====== RAW DATA

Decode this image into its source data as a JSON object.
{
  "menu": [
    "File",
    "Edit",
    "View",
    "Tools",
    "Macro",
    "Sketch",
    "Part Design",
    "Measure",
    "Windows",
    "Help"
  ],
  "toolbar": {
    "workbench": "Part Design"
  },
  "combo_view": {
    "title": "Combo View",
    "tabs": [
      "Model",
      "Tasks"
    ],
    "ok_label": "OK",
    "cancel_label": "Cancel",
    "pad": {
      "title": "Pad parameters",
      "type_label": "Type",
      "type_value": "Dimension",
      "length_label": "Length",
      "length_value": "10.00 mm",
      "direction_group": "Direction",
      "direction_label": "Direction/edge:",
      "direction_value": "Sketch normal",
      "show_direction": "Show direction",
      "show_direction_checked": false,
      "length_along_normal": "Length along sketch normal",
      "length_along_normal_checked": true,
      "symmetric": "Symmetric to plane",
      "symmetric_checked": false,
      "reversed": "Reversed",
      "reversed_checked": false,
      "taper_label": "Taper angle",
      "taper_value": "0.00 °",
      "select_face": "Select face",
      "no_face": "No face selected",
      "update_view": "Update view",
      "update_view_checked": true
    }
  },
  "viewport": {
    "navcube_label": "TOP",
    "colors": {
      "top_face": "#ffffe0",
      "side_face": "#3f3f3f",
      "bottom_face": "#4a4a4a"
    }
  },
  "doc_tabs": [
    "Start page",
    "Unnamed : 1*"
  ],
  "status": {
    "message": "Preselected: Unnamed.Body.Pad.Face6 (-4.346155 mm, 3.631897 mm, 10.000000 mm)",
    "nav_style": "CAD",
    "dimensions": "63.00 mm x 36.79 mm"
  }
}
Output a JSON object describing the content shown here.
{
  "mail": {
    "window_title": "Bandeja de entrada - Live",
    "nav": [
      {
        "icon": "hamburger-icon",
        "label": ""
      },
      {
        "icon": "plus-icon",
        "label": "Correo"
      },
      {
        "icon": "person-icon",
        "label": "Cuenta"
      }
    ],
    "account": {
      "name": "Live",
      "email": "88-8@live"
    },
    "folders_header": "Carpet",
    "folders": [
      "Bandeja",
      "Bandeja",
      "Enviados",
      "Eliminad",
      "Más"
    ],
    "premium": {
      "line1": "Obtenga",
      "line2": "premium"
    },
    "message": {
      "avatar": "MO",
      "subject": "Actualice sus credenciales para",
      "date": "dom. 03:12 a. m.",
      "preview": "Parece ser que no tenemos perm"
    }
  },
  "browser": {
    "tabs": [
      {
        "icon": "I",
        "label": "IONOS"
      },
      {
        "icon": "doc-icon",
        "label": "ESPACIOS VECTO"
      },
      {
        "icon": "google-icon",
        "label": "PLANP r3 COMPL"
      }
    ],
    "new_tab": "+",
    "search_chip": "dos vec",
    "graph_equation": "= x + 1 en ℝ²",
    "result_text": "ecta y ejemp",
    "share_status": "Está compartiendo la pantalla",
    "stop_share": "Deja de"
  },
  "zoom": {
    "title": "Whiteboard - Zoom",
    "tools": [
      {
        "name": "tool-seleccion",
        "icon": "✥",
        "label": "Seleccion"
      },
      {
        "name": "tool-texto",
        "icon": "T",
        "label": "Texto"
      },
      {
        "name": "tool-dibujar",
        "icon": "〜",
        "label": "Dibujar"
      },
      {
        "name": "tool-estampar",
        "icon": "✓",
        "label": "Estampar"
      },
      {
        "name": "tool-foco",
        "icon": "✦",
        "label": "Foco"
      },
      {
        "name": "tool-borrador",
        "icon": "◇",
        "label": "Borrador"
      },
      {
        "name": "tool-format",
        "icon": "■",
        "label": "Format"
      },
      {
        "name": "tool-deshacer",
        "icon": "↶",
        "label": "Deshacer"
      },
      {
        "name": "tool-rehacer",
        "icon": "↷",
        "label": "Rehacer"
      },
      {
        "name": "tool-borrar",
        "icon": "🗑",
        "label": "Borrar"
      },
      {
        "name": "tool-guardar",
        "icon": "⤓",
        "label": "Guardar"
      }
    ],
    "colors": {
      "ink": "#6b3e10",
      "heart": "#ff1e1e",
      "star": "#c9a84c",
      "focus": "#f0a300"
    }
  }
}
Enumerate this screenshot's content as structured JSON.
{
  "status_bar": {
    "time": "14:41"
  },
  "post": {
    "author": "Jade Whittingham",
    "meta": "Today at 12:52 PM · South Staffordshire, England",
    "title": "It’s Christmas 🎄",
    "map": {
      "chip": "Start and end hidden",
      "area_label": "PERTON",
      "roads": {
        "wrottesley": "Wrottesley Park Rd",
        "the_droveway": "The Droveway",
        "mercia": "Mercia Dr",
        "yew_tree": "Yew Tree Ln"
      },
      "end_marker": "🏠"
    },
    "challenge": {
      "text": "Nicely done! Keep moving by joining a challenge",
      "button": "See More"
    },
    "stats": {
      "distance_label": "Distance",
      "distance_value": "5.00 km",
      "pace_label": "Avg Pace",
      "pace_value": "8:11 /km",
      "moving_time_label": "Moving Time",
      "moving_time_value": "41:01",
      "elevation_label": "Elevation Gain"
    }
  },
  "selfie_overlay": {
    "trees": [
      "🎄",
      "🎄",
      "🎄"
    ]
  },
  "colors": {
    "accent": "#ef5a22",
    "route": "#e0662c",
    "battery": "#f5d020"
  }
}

============

# [WHAT THE TASK ASKS]
Reproduce the listing above verbatim, from first line to last.

# [CORRECT RESULT]
Decode this image into its source data as a JSON object.
{
  "menu": [
    "File",
    "Edit",
    "View",
    "Tools",
    "Macro",
    "Sketch",
    "Part Design",
    "Measure",
    "Windows",
    "Help"
  ],
  "toolbar": {
    "workbench": "Part Design"
  },
  "combo_view": {
    "title": "Combo View",
    "tabs": [
      "Model",
      "Tasks"
    ],
    "ok_label": "OK",
    "cancel_label": "Cancel",
    "pad": {
      "title": "Pad parameters",
      "type_label": "Type",
      "type_value": "Dimension",
      "length_label": "Length",
      "length_value": "10.00 mm",
      "direction_group": "Direction",
      "direction_label": "Direction/edge:",
      "direction_value": "Sketch normal",
      "show_direction": "Show direction",
      "show_direction_checked": false,
      "length_along_normal": "Length along sketch normal",
      "length_along_normal_checked": true,
      "symmetric": "Symmetric to plane",
      "symmetric_checked": false,
      "reversed": "Reversed",
      "reversed_checked": false,
      "taper_label": "Taper angle",
      "taper_value": "0.00 °",
      "select_face": "Select face",
      "no_face": "No face selected",
      "update_view": "Update view",
      "update_view_checked": true
    }
  },
  "viewport": {
    "navcube_label": "TOP",
    "colors": {
      "top_face": "#ffffe0",
      "side_face": "#3f3f3f",
      "bottom_face": "#4a4a4a"
    }
  },
  "doc_tabs": [
    "Start page",
    "Unnamed : 1*"
  ],
  "status": {
    "message": "Preselected: Unnamed.Body.Pad.Face6 (-4.346155 mm, 3.631897 mm, 10.000000 mm)",
    "nav_style": "CAD",
    "dimensions": "63.00 mm x 36.79 mm"
  }
}
Output a JSON object describing the content shown here.
{
  "mail": {
    "window_title": "Bandeja de entrada - Live",
    "nav": [
      {
        "icon": "hamburger-icon",
        "label": ""
      },
      {
        "icon": "plus-icon",
        "label": "Correo"
      },
      {
        "icon": "person-icon",
        "label": "Cuenta"
      }
    ],
    "account": {
      "name": "Live",
      "email": "88-8@live"
    },
    "folders_header": "Carpet",
    "folders": [
      "Bandeja",
      "Bandeja",
      "Enviados",
      "Eliminad",
      "Más"
    ],
    "premium": {
      "line1": "Obtenga",
      "line2": "premium"
    },
    "message": {
      "avatar": "MO",
      "subject": "Actualice sus credenciales para",
      "date": "dom. 03:12 a. m.",
      "preview": "Parece ser que no tenemos perm"
    }
  },
  "browser": {
    "tabs": [
      {
        "icon": "I",
        "label": "IONOS"
      },
      {
        "icon": "doc-icon",
        "label": "ESPACIOS VECTO"
      },
      {
        "icon": "google-icon",
        "label": "PLANP r3 COMPL"
      }
    ],
    "new_tab": "+",
    "search_chip": "dos vec",
    "graph_equation": "= x + 1 en ℝ²",
    "result_text": "ecta y ejemp",
    "share_status": "Está compartiendo la pantalla",
    "stop_share": "Deja de"
  },
  "zoom": {
    "title": "Whiteboard - Zoom",
    "tools": [
      {
        "name": "tool-seleccion",
        "icon": "✥",
        "label": "Seleccion"
      },
      {
        "name": "tool-texto",
        "icon": "T",
        "label": "Texto"
      },
      {
        "name": "tool-dibujar",
        "icon": "〜",
        "label": "Dibujar"
      },
      {
        "name": "tool-estampar",
        "icon": "✓",
        "label": "Estampar"
      },
      {
        "name": "tool-foco",
        "icon": "✦",
        "label": "Foco"
      },
      {
        "name": "tool-borrador",
        "icon": "◇",
        "label": "Borrador"
      },
      {
        "name": "tool-format",
        "icon": "■",
        "label": "Format"
      },
      {
        "name": "tool-deshacer",
        "icon": "↶",
        "label": "Deshacer"
      },
      {
        "name": "tool-rehacer",
        "icon": "↷",
        "label": "Rehacer"
      },
      {
        "name": "tool-borrar",
        "icon": "🗑",
        "label": "Borrar"
      },
      {
        "name": "tool-guardar",
        "icon": "⤓",
        "label": "Guardar"
      }
    ],
    "colors": {
      "ink": "#6b3e10",
      "heart": "#ff1e1e",
      "star": "#c9a84c",
      "focus": "#f0a300"
    }
  }
}
Enumerate this screenshot's content as structured JSON.
{
  "status_bar": {
    "time": "14:41"
  },
  "post": {
    "author": "Jade Whittingham",
    "meta": "Today at 12:52 PM · South Staffordshire, England",
    "title": "It’s Christmas 🎄",
    "map": {
      "chip": "Start and end hidden",
      "area_label": "PERTON",
      "roads": {
        "wrottesley": "Wrottesley Park Rd",
        "the_droveway": "The Droveway",
        "mercia": "Mercia Dr",
        "yew_tree": "Yew Tree Ln"
      },
      "end_marker": "🏠"
    },
    "challenge": {
      "text": "Nicely done! Keep moving by joining a challenge",
      "button": "See More"
    },
    "stats": {
      "distance_label": "Distance",
      "distance_value": "5.00 km",
      "pace_label": "Avg Pace",
      "pace_value": "8:11 /km",
      "moving_time_label": "Moving Time",
      "moving_time_value": "41:01",
      "elevation_label": "Elevation Gain"
    }
  },
  "selfie_overlay": {
    "trees": [
      "🎄",
      "🎄",
      "🎄"
    ]
  },
  "colors": {
    "accent": "#ef5a22",
    "route": "#e0662c",
    "battery": "#f5d020"
  }
}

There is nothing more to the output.